- **Problem statement**
All of the records below need to be copied exactly.

:: Input data

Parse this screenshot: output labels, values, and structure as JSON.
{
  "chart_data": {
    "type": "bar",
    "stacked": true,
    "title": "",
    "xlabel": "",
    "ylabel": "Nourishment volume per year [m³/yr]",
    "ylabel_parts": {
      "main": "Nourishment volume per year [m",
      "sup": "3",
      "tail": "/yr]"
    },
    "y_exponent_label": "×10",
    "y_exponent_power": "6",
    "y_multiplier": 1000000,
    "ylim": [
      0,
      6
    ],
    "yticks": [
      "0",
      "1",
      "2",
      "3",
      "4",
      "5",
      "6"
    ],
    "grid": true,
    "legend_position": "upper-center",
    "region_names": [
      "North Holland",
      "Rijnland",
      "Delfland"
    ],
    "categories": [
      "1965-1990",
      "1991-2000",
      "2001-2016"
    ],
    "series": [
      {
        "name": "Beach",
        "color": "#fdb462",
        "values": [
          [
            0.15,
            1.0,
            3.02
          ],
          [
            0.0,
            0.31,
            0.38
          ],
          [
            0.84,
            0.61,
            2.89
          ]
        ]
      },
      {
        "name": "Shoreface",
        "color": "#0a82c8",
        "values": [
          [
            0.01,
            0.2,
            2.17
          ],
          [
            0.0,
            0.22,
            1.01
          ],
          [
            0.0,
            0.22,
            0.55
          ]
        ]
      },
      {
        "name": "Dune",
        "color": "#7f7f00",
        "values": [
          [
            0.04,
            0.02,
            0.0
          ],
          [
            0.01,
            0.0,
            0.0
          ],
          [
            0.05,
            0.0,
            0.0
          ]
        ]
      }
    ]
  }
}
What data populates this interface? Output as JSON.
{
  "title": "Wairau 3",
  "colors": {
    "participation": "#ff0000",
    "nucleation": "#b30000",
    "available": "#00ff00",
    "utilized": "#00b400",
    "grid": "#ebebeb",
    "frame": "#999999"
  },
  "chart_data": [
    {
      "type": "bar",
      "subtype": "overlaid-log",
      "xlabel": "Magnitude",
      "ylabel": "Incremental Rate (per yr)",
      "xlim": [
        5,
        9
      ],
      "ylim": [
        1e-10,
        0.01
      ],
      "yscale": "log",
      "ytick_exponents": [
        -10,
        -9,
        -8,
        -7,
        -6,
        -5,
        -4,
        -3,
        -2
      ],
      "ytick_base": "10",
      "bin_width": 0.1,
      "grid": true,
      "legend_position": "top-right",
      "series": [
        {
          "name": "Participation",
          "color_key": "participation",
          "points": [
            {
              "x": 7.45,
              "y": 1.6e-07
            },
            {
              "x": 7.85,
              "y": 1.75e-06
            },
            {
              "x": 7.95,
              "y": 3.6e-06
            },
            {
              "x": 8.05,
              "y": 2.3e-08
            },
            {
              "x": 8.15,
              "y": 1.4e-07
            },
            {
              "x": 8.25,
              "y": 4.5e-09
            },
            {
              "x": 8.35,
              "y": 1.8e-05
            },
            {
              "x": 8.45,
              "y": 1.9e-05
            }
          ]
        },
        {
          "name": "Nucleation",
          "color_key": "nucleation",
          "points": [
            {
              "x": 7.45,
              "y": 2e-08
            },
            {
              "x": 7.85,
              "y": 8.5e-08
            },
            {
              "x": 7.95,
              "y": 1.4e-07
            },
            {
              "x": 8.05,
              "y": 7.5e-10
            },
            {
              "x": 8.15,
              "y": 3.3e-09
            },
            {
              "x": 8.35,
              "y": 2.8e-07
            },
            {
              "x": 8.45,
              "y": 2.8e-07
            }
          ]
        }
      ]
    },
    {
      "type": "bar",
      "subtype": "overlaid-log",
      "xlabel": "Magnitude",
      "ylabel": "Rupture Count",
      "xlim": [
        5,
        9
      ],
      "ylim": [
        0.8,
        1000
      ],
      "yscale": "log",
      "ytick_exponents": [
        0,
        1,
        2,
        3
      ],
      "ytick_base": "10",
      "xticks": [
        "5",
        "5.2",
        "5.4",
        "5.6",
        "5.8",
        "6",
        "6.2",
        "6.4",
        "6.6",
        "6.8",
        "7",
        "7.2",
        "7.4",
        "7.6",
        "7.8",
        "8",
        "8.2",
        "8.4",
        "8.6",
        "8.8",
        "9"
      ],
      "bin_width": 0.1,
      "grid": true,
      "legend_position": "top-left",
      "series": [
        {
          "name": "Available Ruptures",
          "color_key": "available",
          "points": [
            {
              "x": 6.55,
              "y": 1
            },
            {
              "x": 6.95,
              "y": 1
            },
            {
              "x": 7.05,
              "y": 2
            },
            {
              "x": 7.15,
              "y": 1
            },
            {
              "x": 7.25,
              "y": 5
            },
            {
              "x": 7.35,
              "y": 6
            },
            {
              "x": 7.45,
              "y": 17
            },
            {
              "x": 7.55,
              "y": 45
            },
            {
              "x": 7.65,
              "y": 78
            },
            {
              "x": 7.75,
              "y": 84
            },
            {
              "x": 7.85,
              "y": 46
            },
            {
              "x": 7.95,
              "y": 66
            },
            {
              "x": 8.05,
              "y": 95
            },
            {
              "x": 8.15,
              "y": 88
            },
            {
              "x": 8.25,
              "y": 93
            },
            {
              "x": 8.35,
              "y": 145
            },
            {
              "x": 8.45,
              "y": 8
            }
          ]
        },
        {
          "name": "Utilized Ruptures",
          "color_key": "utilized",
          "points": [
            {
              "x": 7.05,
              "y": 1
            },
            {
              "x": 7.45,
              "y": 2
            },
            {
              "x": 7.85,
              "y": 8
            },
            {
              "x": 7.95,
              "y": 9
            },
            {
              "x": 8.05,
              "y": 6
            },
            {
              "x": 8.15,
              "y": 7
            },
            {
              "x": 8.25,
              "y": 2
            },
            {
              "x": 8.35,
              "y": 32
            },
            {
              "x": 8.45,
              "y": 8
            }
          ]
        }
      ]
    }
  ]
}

::::

- **Response to the exercise**
Parse this screenshot: output labels, values, and structure as JSON.
{
  "chart_data": {
    "type": "bar",
    "stacked": true,
    "title": "",
    "xlabel": "",
    "ylabel": "Nourishment volume per year [m³/yr]",
    "ylabel_parts": {
      "main": "Nourishment volume per year [m",
      "sup": "3",
      "tail": "/yr]"
    },
    "y_exponent_label": "×10",
    "y_exponent_power": "6",
    "y_multiplier": 1000000,
    "ylim": [
      0,
      6
    ],
    "yticks": [
      "0",
      "1",
      "2",
      "3",
      "4",
      "5",
      "6"
    ],
    "grid": true,
    "legend_position": "upper-center",
    "region_names": [
      "North Holland",
      "Rijnland",
      "Delfland"
    ],
    "categories": [
      "1965-1990",
      "1991-2000",
      "2001-2016"
    ],
    "series": [
      {
        "name": "Beach",
        "color": "#fdb462",
        "values": [
          [
            0.15,
            1.0,
            3.02
          ],
          [
            0.0,
            0.31,
            0.38
          ],
          [
            0.84,
            0.61,
            2.89
          ]
        ]
      },
      {
        "name": "Shoreface",
        "color": "#0a82c8",
        "values": [
          [
            0.01,
            0.2,
            2.17
          ],
          [
            0.0,
            0.22,
            1.01
          ],
          [
            0.0,
            0.22,
            0.55
          ]
        ]
      },
      {
        "name": "Dune",
        "color": "#7f7f00",
        "values": [
          [
            0.04,
            0.02,
            0.0
          ],
          [
            0.01,
            0.0,
            0.0
          ],
          [
            0.05,
            0.0,
            0.0
          ]
        ]
      }
    ]
  }
}
What data populates this interface? Output as JSON.
{
  "title": "Wairau 3",
  "colors": {
    "participation": "#ff0000",
    "nucleation": "#b30000",
    "available": "#00ff00",
    "utilized": "#00b400",
    "grid": "#ebebeb",
    "frame": "#999999"
  },
  "chart_data": [
    {
      "type": "bar",
      "subtype": "overlaid-log",
      "xlabel": "Magnitude",
      "ylabel": "Incremental Rate (per yr)",
      "xlim": [
        5,
        9
      ],
      "ylim": [
        1e-10,
        0.01
      ],
      "yscale": "log",
      "ytick_exponents": [
        -10,
        -9,
        -8,
        -7,
        -6,
        -5,
        -4,
        -3,
        -2
      ],
      "ytick_base": "10",
      "bin_width": 0.1,
      "grid": true,
      "legend_position": "top-right",
      "series": [
        {
          "name": "Participation",
          "color_key": "participation",
          "points": [
            {
              "x": 7.45,
              "y": 1.6e-07
            },
            {
              "x": 7.85,
              "y": 1.75e-06
            },
            {
              "x": 7.95,
              "y": 3.6e-06
            },
            {
              "x": 8.05,
              "y": 2.3e-08
            },
            {
              "x": 8.15,
              "y": 1.4e-07
            },
            {
              "x": 8.25,
              "y": 4.5e-09
            },
            {
              "x": 8.35,
              "y": 1.8e-05
            },
            {
              "x": 8.45,
              "y": 1.9e-05
            }
          ]
        },
        {
          "name": "Nucleation",
          "color_key": "nucleation",
          "points": [
            {
              "x": 7.45,
              "y": 2e-08
            },
            {
              "x": 7.85,
              "y": 8.5e-08
            },
            {
              "x": 7.95,
              "y": 1.4e-07
            },
            {
              "x": 8.05,
              "y": 7.5e-10
            },
            {
              "x": 8.15,
              "y": 3.3e-09
            },
            {
              "x": 8.35,
              "y": 2.8e-07
            },
            {
              "x": 8.45,
              "y": 2.8e-07
            }
          ]
        }
      ]
    },
    {
      "type": "bar",
      "subtype": "overlaid-log",
      "xlabel": "Magnitude",
      "ylabel": "Rupture Count",
      "xlim": [
        5,
        9
      ],
      "ylim": [
        0.8,
        1000
      ],
      "yscale": "log",
      "ytick_exponents": [
        0,
        1,
        2,
        3
      ],
      "ytick_base": "10",
      "xticks": [
        "5",
        "5.2",
        "5.4",
        "5.6",
        "5.8",
        "6",
        "6.2",
        "6.4",
        "6.6",
        "6.8",
        "7",
        "7.2",
        "7.4",
        "7.6",
        "7.8",
        "8",
        "8.2",
        "8.4",
        "8.6",
        "8.8",
        "9"
      ],
      "bin_width": 0.1,
      "grid": true,
      "legend_position": "top-left",
      "series": [
        {
          "name": "Available Ruptures",
          "color_key": "available",
          "points": [
            {
              "x": 6.55,
              "y": 1
            },
            {
              "x": 6.95,
              "y": 1
            },
            {
              "x": 7.05,
              "y": 2
            },
            {
              "x": 7.15,
              "y": 1
            },
            {
              "x": 7.25,
              "y": 5
            },
            {
              "x": 7.35,
              "y": 6
            },
            {
              "x": 7.45,
              "y": 17
            },
            {
              "x": 7.55,
              "y": 45
            },
            {
              "x": 7.65,
              "y": 78
            },
            {
              "x": 7.75,
              "y": 84
            },
            {
              "x": 7.85,
              "y": 46
            },
            {
              "x": 7.95,
              "y": 66
            },
            {
              "x": 8.05,
              "y": 95
            },
            {
              "x": 8.15,
              "y": 88
            },
            {
              "x": 8.25,
              "y": 93
            },
            {
              "x": 8.35,
              "y": 145
            },
            {
              "x": 8.45,
              "y": 8
            }
          ]
        },
        {
          "name": "Utilized Ruptures",
          "color_key": "utilized",
          "points": [
            {
              "x": 7.05,
              "y": 1
            },
            {
              "x": 7.45,
              "y": 2
            },
            {
              "x": 7.85,
              "y": 8
            },
            {
              "x": 7.95,
              "y": 9
            },
            {
              "x": 8.05,
              "y": 6
            },
            {
              "x": 8.15,
              "y": 7
            },
            {
              "x": 8.25,
              "y": 2
            },
            {
              "x": 8.35,
              "y": 32
            },
            {
              "x": 8.45,
              "y": 8
            }
          ]
        }
      ]
    }
  ]
}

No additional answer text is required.